• _Short problem_: Each entry must be reproduced precisely as it stands.

(Records from a data collection)
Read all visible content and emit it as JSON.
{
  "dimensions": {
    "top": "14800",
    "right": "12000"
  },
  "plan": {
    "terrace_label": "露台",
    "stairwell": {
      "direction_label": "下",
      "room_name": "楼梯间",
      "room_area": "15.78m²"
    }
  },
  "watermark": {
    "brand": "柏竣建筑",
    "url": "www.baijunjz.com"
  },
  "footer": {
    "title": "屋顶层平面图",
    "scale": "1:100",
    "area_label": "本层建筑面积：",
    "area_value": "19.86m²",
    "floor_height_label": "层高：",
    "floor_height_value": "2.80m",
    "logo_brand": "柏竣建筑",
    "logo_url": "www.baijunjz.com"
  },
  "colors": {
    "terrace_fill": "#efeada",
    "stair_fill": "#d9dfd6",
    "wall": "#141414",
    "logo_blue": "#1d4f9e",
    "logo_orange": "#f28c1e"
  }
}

• _Answer below_:
Read all visible content and emit it as JSON.
{
  "dimensions": {
    "top": "14800",
    "right": "12000"
  },
  "plan": {
    "terrace_label": "露台",
    "stairwell": {
      "direction_label": "下",
      "room_name": "楼梯间",
      "room_area": "15.78m²"
    }
  },
  "watermark": {
    "brand": "柏竣建筑",
    "url": "www.baijunjz.com"
  },
  "footer": {
    "title": "屋顶层平面图",
    "scale": "1:100",
    "area_label": "本层建筑面积：",
    "area_value": "19.86m²",
    "floor_height_label": "层高：",
    "floor_height_value": "2.80m",
    "logo_brand": "柏竣建筑",
    "logo_url": "www.baijunjz.com"
  },
  "colors": {
    "terrace_fill": "#efeada",
    "stair_fill": "#d9dfd6",
    "wall": "#141414",
    "logo_blue": "#1d4f9e",
    "logo_orange": "#f28c1e"
  }
}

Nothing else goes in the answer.